Collection entries
+---+

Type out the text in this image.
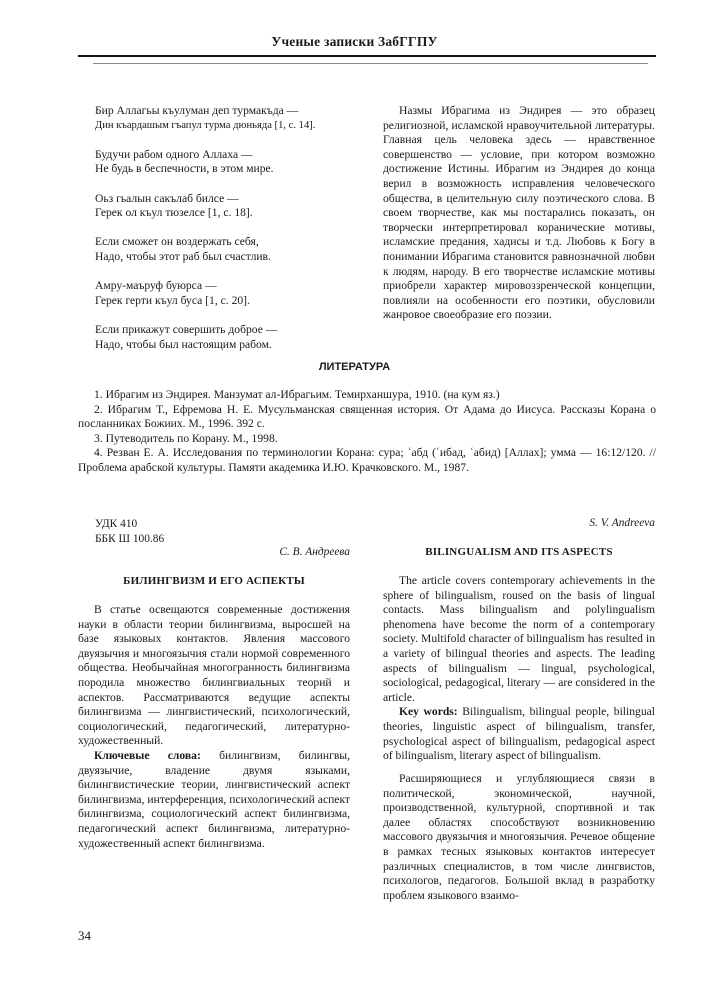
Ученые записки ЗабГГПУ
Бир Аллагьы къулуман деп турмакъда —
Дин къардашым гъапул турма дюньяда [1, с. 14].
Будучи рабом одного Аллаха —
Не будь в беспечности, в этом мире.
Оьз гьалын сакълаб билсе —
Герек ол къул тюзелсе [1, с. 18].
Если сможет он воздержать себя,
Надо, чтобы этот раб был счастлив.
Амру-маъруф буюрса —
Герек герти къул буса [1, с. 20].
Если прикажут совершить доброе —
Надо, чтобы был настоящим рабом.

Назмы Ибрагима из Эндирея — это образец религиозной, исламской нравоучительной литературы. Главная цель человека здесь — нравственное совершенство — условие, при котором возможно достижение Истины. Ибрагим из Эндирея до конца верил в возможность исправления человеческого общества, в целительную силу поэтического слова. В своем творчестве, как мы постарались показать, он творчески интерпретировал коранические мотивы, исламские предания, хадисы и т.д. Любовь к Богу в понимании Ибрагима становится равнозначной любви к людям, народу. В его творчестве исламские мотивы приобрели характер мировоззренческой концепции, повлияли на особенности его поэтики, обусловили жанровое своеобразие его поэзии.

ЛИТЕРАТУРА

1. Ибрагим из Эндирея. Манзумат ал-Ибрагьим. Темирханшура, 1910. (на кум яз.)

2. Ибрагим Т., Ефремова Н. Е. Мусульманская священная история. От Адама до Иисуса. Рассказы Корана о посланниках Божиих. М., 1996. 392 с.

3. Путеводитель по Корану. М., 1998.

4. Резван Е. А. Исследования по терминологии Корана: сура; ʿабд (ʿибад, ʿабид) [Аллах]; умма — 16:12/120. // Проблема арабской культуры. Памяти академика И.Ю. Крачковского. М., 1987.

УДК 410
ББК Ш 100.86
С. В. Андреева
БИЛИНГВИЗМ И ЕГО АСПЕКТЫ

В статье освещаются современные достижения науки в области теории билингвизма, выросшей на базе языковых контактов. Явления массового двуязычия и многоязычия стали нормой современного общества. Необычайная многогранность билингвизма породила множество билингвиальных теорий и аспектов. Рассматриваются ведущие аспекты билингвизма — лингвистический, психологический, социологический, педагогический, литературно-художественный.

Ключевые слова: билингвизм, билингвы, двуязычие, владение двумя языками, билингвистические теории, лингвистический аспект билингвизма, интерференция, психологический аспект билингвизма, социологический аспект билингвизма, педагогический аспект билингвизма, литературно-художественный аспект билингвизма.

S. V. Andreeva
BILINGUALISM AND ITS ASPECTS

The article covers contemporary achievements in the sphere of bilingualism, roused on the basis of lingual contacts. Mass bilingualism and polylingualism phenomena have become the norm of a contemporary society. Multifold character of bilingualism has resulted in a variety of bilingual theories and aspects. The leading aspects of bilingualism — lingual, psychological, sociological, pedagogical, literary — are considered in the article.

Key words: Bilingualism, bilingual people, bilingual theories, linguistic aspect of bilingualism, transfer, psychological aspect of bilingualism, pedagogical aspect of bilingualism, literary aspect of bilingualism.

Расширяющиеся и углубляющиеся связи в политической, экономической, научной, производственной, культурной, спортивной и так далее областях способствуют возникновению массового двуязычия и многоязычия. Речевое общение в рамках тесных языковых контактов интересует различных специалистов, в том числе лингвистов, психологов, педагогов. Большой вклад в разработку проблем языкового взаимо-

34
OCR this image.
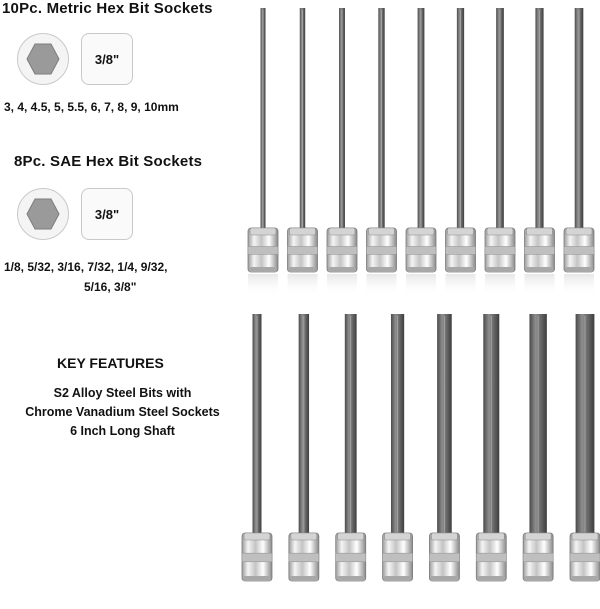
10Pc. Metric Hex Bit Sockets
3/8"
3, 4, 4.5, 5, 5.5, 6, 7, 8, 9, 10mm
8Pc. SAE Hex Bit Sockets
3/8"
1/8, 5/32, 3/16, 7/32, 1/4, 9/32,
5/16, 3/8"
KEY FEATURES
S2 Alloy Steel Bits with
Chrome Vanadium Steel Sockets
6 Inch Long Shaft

+---+

> _WHAT TO WORK ON_: Only lines holding the string "Герек" are wanted; gather each one from the entries above.

> _SOLUTION FOR THIS PROBLEM_:
Герек ол къул тюзелсе [1, с. 18].
Герек герти къул буса [1, с. 20].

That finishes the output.